**Data lines**.

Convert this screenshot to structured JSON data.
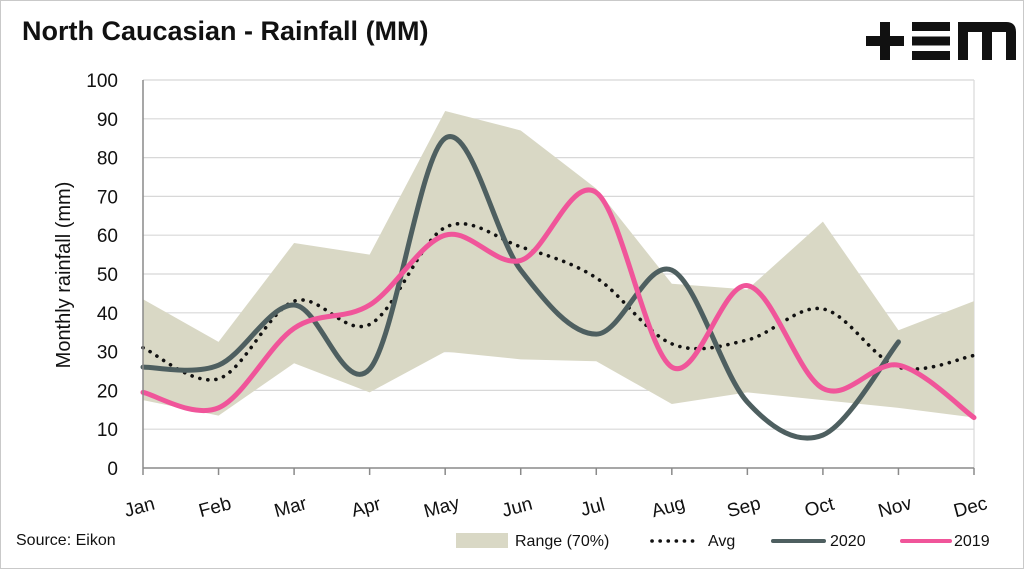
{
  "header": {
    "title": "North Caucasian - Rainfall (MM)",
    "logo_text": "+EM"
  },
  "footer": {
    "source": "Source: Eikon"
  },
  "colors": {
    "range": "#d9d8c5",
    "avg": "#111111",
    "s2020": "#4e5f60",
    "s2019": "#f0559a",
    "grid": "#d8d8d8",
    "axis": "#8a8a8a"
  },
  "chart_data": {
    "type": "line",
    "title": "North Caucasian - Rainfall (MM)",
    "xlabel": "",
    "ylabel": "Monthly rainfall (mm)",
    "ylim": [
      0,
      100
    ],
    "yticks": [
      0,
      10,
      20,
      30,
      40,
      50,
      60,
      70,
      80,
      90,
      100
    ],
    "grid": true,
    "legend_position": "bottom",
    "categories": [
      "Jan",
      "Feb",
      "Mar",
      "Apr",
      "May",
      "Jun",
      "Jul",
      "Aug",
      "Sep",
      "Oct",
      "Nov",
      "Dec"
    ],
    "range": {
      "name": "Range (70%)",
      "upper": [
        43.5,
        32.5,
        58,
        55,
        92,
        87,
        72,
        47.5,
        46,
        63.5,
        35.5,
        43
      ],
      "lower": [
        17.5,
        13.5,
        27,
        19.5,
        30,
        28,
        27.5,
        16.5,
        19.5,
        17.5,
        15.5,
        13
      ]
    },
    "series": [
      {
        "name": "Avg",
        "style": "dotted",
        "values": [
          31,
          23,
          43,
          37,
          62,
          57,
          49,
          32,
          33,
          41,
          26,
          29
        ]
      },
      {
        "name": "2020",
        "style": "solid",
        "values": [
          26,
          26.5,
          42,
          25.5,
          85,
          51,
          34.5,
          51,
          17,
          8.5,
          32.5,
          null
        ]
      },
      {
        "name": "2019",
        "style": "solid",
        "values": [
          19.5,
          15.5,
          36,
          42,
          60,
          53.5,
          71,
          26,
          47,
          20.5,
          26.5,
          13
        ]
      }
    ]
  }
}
--
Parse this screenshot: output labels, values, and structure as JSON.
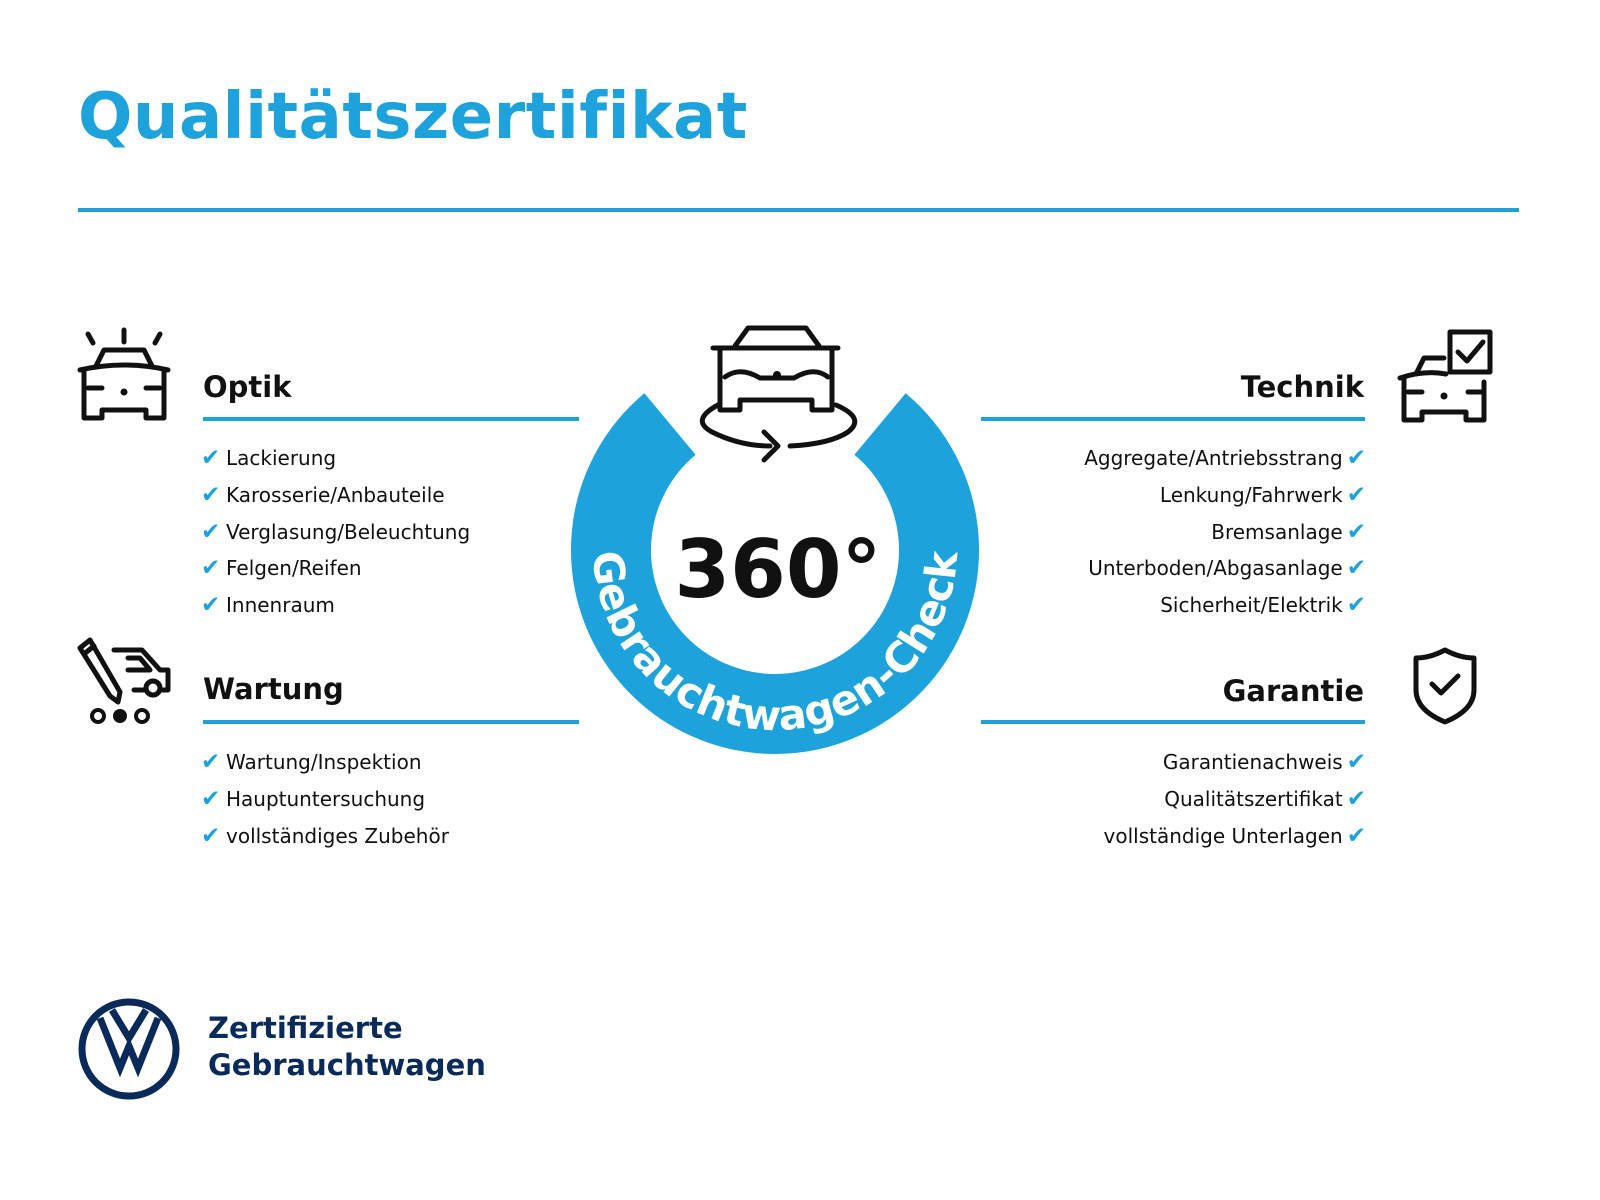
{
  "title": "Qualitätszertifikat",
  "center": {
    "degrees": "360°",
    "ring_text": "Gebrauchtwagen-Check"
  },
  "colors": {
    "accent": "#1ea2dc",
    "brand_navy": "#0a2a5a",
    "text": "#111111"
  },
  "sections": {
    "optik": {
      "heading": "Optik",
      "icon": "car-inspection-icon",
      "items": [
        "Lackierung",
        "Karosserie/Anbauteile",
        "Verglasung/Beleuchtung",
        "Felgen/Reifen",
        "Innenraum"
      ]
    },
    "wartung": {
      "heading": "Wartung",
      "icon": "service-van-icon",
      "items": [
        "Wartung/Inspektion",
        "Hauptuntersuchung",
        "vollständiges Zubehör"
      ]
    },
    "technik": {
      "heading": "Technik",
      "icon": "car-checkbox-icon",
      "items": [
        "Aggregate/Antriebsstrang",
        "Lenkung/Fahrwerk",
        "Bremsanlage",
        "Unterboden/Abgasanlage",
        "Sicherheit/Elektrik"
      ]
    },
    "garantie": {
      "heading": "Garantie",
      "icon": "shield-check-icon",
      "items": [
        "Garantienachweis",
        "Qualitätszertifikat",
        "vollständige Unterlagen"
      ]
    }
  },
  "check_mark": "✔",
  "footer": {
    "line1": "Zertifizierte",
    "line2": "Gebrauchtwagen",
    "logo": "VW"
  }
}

**Your task**.
Which lines include "Gebrauchtwagen"? Copy each of them out.

**Completed exercise**.
    "ring_text": "Gebrauchtwagen-Check"
    "line2": "Gebrauchtwagen",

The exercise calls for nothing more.